[Start]

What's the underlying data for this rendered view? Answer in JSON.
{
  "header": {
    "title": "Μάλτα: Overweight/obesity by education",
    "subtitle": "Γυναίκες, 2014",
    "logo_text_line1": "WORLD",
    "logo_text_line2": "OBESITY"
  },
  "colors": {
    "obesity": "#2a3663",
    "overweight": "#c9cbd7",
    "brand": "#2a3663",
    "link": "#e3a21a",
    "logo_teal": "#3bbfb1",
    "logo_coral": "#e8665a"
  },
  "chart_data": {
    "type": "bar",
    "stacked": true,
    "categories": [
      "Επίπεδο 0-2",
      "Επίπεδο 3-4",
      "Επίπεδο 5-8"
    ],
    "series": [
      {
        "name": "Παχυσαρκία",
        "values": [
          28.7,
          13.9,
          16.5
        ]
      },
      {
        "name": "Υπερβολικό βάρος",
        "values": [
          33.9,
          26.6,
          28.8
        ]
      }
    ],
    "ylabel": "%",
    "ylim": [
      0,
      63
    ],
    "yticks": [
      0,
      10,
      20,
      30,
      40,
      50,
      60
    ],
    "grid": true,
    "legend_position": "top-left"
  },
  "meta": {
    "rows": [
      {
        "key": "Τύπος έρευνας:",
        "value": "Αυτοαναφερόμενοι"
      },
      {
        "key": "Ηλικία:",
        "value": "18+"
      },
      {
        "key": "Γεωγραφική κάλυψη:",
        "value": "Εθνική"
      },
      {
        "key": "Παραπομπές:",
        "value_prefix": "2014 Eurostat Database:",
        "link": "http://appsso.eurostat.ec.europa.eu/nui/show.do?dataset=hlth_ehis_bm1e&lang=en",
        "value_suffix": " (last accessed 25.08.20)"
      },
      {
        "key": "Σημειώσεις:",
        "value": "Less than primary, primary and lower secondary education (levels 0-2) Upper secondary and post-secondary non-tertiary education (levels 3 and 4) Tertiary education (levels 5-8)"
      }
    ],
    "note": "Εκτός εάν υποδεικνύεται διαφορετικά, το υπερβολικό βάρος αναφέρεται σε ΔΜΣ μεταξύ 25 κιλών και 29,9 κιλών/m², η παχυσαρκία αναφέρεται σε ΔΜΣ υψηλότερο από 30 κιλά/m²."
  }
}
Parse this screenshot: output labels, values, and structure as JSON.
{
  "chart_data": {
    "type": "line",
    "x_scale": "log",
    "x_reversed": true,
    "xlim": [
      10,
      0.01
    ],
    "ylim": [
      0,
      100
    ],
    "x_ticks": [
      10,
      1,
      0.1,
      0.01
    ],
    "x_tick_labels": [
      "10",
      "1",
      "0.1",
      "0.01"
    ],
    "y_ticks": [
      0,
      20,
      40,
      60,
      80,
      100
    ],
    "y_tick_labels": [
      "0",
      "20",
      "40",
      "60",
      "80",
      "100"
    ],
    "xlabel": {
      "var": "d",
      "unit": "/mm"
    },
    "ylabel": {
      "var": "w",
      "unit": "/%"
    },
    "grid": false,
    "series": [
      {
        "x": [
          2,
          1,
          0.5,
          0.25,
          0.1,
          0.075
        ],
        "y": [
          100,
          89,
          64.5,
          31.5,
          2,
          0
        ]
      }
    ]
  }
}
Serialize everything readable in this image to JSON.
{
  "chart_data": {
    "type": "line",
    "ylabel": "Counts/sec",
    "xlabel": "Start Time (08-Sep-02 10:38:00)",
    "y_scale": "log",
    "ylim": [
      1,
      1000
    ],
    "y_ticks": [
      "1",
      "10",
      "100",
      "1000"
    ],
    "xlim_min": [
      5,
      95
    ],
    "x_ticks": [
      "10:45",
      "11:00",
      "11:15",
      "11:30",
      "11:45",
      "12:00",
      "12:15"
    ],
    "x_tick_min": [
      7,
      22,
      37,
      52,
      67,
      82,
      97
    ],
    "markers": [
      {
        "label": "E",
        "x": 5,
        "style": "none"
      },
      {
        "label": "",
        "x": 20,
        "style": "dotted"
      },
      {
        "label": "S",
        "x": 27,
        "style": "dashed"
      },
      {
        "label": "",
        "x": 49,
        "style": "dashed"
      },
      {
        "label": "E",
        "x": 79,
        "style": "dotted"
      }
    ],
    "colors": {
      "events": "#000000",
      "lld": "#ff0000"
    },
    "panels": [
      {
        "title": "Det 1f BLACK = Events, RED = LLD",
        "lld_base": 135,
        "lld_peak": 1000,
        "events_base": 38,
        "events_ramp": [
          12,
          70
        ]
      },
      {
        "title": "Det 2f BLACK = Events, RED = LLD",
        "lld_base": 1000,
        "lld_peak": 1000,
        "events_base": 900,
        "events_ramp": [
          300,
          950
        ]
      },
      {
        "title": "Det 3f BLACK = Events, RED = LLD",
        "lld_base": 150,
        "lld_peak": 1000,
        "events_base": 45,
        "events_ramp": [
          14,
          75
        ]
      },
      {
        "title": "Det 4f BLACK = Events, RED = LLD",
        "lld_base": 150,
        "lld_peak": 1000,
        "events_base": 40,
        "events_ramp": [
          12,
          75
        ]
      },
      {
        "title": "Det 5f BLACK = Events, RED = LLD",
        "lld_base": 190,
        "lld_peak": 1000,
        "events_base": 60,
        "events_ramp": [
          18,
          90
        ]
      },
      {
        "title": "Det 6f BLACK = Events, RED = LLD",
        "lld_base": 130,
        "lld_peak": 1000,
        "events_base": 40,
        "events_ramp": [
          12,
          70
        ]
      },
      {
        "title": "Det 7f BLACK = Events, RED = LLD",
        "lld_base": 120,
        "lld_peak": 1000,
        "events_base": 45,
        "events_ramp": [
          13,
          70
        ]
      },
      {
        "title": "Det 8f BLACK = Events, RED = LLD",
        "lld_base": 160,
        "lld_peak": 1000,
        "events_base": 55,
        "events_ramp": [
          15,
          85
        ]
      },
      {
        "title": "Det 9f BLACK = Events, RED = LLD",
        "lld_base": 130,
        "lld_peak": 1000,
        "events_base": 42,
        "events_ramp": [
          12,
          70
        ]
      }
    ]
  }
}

[End]

## DESCRIPTION OF THE TASK
Each line holding "link" must be found and copied.

## THE ANSWER
    "link": "#e3a21a",
        "link": "http://appsso.eurostat.ec.europa.eu/nui/show.do?dataset=hlth_ehis_bm1e&lang=en",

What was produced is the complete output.